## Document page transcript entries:
------------------------------
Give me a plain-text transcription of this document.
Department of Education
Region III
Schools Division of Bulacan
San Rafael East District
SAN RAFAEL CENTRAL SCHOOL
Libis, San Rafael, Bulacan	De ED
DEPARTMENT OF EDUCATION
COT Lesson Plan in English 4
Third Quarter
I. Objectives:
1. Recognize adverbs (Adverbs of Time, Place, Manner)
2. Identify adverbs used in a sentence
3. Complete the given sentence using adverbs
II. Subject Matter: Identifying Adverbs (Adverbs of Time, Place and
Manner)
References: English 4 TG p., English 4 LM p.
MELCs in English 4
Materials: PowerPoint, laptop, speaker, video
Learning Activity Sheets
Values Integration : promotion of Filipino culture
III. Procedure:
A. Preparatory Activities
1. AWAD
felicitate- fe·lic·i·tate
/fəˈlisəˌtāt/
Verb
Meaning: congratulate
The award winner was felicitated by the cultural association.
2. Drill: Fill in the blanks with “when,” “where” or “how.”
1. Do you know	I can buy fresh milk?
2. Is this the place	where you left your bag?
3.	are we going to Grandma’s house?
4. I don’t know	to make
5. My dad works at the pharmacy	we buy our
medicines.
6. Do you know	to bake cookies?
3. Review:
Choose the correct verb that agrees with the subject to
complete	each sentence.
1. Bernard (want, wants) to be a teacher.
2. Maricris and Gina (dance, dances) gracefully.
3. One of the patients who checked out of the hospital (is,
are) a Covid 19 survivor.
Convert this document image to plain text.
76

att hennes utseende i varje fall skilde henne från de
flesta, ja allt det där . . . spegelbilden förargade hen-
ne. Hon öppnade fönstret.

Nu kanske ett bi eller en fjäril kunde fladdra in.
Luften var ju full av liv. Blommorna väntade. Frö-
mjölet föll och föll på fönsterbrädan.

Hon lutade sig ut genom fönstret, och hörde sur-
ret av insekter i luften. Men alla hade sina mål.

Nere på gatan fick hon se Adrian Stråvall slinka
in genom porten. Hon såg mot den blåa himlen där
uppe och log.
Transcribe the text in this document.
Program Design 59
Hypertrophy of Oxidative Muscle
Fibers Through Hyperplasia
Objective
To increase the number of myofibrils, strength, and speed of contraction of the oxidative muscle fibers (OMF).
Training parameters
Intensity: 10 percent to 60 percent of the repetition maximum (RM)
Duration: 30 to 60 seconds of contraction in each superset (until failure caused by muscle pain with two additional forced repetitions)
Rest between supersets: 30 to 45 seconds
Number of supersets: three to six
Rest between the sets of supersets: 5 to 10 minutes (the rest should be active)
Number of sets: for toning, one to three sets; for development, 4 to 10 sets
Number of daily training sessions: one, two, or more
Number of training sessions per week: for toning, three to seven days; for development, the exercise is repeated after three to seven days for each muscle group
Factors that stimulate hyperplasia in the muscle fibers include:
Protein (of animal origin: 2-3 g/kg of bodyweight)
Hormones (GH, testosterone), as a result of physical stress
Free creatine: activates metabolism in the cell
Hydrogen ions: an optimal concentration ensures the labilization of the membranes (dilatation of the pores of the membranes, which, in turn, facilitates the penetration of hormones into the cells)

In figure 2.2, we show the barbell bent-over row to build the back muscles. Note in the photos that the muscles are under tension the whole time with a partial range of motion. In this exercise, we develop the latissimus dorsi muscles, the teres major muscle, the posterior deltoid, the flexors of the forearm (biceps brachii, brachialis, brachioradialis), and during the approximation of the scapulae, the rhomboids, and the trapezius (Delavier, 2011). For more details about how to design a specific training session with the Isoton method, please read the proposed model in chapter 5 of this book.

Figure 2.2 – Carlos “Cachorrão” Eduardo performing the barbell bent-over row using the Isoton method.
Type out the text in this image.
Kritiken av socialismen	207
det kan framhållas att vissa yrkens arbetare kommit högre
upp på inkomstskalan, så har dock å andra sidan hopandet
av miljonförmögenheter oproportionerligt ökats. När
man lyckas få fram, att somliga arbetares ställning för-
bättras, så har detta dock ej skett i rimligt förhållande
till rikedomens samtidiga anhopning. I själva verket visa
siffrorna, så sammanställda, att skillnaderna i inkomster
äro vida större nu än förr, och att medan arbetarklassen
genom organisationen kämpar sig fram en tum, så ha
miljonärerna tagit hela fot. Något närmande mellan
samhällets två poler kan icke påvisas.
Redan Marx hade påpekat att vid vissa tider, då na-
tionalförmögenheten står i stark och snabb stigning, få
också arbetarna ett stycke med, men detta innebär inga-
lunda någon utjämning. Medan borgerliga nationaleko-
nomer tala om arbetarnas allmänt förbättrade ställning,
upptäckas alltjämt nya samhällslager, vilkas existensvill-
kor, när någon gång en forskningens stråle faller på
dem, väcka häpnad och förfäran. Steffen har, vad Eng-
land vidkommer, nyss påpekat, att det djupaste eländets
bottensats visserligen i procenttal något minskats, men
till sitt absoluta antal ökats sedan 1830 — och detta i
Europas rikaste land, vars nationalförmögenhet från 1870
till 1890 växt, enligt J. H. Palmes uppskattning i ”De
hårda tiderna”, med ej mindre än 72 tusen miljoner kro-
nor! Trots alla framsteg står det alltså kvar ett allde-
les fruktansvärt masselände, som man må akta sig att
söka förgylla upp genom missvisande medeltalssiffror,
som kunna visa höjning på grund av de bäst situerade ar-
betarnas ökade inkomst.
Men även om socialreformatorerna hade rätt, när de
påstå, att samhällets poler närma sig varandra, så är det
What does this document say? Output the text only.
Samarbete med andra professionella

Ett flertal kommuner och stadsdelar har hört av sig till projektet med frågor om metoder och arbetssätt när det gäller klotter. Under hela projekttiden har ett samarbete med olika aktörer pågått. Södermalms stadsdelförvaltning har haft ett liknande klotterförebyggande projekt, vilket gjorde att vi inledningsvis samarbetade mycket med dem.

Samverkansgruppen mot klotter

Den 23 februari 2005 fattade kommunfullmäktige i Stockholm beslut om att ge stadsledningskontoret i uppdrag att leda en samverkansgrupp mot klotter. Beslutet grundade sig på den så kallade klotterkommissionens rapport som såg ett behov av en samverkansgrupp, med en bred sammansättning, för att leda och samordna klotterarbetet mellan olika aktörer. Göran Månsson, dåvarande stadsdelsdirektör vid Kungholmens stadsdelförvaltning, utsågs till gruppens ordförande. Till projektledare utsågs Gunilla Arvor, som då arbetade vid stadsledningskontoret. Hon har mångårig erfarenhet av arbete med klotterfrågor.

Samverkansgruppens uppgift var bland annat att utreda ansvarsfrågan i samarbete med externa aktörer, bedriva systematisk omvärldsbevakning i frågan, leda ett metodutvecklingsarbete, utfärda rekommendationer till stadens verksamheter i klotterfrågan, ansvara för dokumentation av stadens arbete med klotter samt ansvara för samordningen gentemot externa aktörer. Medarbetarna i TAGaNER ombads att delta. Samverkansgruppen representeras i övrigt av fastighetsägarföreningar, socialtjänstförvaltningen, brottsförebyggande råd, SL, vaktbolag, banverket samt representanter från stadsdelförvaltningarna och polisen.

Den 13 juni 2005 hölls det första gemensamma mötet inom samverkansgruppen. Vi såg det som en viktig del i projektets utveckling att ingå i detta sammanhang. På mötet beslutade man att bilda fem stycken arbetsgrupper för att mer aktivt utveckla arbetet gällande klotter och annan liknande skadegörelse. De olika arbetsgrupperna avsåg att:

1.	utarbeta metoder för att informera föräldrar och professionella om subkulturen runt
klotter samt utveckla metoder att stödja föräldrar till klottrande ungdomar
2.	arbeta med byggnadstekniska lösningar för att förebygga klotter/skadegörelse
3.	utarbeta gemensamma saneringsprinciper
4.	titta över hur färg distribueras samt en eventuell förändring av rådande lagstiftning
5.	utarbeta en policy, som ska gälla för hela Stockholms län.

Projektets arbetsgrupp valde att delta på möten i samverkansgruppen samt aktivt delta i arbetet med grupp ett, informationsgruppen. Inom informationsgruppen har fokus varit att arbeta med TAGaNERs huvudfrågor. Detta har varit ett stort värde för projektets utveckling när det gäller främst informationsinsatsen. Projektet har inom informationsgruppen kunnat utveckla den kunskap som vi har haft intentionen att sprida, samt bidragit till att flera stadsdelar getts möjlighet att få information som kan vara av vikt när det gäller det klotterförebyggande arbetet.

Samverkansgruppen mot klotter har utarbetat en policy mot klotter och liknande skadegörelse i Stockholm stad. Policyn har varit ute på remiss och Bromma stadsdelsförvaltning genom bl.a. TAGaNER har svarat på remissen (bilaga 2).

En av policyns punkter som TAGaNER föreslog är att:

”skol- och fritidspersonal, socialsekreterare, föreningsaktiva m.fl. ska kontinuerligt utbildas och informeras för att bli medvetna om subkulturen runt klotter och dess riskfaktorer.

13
------------------------------
## WHAT IS REQUIRED:
Filter the data above, keeping only lines that include the string "English".

## SOLUTION TO THIS PROBLEM:
COT Lesson Plan in English 4
References: English 4 TG p., English 4 LM p.
MELCs in English 4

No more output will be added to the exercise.